PROBLEM DETAILS – From the entries below, copy out every line with "Пруд" in it.

DATASET –
+---+

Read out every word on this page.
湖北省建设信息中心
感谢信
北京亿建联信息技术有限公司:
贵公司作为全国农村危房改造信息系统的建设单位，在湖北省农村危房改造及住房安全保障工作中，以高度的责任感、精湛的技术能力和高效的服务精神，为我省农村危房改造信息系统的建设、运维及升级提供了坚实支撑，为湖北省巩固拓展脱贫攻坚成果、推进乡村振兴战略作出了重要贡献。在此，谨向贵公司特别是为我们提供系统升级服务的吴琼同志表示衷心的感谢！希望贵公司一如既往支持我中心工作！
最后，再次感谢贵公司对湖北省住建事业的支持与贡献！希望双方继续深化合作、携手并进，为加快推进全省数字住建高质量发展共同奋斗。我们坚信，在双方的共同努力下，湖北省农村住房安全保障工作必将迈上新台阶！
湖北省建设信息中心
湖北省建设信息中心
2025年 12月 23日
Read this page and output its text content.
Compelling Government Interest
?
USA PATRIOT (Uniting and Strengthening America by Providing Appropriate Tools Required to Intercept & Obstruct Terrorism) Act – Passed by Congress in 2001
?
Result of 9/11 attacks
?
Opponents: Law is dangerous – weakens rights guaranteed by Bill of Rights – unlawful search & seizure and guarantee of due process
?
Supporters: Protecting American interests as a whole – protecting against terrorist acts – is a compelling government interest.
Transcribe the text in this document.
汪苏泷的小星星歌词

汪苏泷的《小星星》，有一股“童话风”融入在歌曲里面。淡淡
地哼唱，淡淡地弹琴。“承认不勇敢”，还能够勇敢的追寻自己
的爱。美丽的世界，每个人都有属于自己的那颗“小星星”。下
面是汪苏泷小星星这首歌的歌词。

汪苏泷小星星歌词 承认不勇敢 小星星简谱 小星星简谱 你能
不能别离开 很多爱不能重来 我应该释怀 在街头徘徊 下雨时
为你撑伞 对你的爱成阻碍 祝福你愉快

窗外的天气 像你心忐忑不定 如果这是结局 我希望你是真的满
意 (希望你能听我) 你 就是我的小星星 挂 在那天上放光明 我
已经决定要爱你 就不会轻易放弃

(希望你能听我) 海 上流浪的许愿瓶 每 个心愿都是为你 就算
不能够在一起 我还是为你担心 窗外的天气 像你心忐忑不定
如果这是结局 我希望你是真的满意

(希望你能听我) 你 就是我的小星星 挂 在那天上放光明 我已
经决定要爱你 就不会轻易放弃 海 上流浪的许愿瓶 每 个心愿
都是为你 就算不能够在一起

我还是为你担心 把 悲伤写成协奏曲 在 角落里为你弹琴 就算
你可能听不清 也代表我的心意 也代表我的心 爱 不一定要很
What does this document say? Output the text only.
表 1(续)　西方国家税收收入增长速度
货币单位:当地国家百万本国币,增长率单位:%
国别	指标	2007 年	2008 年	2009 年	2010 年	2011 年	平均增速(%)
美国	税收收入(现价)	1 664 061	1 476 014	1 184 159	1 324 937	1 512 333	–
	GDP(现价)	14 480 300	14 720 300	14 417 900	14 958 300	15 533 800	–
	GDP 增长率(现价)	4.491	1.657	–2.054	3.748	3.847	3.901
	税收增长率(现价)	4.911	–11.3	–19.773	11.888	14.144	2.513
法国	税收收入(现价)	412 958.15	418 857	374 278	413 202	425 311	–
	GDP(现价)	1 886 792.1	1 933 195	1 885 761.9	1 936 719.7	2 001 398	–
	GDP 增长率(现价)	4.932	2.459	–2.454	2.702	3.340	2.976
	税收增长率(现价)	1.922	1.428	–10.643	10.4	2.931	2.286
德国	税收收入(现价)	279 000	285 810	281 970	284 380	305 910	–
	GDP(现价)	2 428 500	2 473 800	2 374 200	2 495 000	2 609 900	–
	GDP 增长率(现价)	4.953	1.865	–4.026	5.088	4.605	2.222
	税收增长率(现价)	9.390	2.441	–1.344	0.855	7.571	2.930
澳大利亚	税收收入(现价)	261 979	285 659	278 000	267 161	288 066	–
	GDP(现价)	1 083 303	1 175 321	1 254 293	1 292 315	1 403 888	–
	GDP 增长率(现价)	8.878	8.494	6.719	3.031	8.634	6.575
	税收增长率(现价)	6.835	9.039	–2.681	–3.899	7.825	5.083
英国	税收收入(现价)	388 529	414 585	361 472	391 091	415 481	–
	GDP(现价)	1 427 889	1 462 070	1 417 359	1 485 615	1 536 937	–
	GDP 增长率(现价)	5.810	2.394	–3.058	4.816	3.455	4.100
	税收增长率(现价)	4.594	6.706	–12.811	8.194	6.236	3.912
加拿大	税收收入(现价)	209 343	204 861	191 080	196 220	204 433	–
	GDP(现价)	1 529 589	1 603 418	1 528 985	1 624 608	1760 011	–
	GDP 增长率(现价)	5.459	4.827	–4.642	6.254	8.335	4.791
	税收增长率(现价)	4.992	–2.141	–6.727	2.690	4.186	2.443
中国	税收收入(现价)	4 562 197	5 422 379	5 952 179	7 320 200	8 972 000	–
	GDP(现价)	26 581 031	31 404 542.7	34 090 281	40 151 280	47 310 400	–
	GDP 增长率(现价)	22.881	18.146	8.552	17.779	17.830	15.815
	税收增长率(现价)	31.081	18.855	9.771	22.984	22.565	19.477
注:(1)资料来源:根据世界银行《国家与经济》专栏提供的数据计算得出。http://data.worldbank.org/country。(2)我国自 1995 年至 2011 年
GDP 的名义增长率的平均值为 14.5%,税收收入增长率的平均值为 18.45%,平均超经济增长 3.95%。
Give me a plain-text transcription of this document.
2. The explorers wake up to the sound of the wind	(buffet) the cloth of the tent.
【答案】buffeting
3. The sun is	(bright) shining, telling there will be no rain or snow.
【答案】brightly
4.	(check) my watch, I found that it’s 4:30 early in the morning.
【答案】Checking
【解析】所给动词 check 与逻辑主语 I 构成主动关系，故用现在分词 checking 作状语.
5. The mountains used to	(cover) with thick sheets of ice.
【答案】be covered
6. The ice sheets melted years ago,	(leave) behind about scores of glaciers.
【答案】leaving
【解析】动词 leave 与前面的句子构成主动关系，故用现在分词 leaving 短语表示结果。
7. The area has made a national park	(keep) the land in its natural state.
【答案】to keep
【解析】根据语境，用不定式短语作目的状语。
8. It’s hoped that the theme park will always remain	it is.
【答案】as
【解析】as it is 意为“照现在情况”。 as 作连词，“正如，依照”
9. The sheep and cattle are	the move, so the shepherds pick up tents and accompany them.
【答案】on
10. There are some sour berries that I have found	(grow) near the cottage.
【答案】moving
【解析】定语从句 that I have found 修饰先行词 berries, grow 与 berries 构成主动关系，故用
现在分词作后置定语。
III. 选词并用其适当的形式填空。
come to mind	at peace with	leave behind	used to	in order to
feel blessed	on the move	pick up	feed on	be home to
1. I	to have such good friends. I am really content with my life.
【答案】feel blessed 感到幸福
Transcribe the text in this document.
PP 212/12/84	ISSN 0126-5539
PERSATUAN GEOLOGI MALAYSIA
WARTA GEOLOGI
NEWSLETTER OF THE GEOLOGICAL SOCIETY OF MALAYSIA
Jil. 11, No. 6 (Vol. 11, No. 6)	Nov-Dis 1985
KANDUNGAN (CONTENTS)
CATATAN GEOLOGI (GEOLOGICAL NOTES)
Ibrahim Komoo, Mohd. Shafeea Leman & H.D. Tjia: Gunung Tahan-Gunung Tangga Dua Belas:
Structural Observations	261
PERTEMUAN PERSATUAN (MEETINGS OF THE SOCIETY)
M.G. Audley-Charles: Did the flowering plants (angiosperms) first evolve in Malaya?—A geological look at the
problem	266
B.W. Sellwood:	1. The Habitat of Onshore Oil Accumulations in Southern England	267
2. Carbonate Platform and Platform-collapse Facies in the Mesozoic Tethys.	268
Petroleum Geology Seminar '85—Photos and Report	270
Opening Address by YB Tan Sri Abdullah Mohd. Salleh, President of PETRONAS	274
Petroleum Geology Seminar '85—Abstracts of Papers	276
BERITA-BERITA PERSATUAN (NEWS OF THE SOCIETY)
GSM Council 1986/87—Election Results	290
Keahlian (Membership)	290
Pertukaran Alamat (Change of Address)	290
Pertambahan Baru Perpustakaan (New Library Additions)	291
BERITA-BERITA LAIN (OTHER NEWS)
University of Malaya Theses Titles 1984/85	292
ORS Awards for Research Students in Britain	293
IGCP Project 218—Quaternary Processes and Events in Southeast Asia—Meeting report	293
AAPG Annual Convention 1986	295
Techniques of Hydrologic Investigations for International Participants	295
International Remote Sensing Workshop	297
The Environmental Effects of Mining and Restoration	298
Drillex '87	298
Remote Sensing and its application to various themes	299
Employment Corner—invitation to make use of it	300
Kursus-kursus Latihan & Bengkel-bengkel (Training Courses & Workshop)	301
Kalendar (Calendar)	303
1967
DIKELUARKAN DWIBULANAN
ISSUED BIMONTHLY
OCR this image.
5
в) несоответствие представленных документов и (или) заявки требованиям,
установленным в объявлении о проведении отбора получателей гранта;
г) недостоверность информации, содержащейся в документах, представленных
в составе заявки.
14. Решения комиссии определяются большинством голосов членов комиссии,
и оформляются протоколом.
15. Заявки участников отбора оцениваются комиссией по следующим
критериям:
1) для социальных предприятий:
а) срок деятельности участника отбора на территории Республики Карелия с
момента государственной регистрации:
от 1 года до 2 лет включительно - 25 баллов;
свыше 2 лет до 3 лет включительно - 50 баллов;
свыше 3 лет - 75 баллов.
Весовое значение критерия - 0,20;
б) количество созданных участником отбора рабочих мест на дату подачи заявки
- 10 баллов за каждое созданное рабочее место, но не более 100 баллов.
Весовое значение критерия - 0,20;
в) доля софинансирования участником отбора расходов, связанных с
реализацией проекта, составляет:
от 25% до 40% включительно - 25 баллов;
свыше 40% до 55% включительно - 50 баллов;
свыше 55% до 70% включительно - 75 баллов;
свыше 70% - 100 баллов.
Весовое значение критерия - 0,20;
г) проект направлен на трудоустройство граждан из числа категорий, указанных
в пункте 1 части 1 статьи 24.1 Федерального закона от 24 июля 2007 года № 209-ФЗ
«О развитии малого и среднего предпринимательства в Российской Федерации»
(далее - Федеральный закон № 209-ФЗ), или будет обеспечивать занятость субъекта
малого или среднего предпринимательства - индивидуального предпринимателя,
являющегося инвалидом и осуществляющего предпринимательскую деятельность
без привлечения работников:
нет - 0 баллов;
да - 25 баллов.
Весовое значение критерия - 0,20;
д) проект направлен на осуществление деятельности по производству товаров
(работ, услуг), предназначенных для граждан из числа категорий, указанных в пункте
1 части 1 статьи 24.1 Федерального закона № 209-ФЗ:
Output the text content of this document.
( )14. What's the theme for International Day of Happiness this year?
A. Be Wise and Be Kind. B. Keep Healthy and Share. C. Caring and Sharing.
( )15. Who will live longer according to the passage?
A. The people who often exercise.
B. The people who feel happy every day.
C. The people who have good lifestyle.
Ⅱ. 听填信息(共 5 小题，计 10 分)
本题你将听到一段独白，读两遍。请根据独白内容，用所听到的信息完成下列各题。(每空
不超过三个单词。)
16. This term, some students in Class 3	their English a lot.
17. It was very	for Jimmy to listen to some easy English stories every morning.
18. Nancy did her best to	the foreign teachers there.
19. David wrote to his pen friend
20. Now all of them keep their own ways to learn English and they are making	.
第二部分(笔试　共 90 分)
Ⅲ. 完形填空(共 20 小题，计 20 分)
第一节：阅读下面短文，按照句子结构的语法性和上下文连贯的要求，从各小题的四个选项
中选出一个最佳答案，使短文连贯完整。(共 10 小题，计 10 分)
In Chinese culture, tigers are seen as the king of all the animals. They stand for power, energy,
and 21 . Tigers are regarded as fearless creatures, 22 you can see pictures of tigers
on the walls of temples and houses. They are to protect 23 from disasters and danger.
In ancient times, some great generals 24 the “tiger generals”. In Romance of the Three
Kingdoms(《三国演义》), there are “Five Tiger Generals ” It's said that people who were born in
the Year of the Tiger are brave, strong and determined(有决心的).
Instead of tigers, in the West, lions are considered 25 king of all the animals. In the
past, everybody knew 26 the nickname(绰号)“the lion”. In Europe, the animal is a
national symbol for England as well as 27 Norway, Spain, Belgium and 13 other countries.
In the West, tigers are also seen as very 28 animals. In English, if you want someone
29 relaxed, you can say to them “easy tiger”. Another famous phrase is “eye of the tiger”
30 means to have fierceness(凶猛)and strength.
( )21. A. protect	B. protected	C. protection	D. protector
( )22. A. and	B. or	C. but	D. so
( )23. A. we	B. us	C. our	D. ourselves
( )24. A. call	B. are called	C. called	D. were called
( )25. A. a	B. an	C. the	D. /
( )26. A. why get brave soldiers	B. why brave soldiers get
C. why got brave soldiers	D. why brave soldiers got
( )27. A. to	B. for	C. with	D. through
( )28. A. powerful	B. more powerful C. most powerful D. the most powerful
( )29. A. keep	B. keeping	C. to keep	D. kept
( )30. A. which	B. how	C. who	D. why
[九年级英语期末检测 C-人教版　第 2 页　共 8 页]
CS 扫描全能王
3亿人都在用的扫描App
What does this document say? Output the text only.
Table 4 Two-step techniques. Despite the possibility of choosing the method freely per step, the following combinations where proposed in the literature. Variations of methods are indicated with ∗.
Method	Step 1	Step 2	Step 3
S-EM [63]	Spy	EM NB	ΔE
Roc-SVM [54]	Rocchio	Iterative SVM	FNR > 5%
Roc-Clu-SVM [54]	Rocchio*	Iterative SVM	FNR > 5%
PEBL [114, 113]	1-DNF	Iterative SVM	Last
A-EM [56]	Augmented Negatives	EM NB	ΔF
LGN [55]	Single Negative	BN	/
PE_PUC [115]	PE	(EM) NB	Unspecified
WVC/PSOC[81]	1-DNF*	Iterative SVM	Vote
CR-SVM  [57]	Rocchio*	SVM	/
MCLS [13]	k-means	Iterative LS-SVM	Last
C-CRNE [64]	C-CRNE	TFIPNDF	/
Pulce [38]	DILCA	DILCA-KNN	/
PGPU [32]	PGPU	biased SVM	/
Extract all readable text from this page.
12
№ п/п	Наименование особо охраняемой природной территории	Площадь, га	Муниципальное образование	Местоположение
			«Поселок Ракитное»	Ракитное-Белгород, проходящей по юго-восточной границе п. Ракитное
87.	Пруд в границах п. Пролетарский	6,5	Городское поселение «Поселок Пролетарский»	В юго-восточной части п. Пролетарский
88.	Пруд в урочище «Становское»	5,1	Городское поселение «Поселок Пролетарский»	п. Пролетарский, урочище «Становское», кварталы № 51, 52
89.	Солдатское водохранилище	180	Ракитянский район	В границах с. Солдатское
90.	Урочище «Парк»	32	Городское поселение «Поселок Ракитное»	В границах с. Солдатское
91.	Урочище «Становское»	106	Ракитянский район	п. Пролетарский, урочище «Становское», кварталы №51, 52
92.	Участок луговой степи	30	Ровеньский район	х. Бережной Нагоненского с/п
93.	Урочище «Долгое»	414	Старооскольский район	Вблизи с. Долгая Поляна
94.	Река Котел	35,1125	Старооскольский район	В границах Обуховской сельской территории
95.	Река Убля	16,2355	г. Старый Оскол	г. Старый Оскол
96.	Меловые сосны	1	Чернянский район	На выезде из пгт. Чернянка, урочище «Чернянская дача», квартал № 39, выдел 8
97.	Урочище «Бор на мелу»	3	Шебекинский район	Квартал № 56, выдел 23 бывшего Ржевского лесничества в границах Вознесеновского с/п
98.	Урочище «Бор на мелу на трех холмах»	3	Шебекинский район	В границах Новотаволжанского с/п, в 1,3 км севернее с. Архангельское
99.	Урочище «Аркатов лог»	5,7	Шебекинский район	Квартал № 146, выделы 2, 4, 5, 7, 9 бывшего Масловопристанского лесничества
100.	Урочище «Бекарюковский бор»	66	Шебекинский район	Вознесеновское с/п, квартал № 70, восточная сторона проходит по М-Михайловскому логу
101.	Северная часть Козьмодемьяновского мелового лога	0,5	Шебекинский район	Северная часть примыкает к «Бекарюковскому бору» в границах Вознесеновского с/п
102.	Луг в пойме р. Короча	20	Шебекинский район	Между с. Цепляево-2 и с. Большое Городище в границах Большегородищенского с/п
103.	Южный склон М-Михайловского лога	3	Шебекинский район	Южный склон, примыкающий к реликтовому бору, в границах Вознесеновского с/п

+---+

THE COMPLETED TASK –
87.	Пруд в границах п. Пролетарский	6,5	Городское поселение «Поселок Пролетарский»	В юго-восточной части п. Пролетарский
88.	Пруд в урочище «Становское»	5,1	Городское поселение «Поселок Пролетарский»	п. Пролетарский, урочище «Становское», кварталы № 51, 52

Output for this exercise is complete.